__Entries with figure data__
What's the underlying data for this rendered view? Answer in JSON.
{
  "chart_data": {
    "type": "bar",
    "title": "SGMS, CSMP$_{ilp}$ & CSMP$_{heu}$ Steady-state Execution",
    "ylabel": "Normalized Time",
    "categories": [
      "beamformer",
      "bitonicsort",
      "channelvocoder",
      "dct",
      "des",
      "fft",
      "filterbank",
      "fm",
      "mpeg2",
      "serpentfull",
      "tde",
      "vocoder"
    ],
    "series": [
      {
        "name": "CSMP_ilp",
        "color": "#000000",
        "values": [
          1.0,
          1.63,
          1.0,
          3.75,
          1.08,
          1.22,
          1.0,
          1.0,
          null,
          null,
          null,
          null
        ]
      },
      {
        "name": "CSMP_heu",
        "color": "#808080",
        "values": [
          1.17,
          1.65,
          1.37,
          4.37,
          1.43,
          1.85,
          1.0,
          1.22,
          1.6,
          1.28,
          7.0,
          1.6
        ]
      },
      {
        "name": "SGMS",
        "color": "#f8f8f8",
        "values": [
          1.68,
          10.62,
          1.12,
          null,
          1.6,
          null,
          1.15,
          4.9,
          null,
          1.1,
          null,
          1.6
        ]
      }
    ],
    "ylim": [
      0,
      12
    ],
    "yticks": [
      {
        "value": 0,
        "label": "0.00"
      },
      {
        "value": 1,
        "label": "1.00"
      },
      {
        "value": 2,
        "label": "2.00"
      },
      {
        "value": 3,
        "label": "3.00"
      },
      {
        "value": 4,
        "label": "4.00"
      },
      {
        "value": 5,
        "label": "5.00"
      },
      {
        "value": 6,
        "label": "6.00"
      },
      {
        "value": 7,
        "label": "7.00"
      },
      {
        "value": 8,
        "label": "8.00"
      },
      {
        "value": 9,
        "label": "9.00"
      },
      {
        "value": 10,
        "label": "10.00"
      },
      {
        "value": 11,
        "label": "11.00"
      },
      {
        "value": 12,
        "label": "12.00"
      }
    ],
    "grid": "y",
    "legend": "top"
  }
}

__What needs to be done__
Pull out all lines in the data above that include "SGMS".

__Full output__
    "title": "SGMS, CSMP$_{ilp}$ & CSMP$_{heu}$ Steady-state Execution",
        "name": "SGMS",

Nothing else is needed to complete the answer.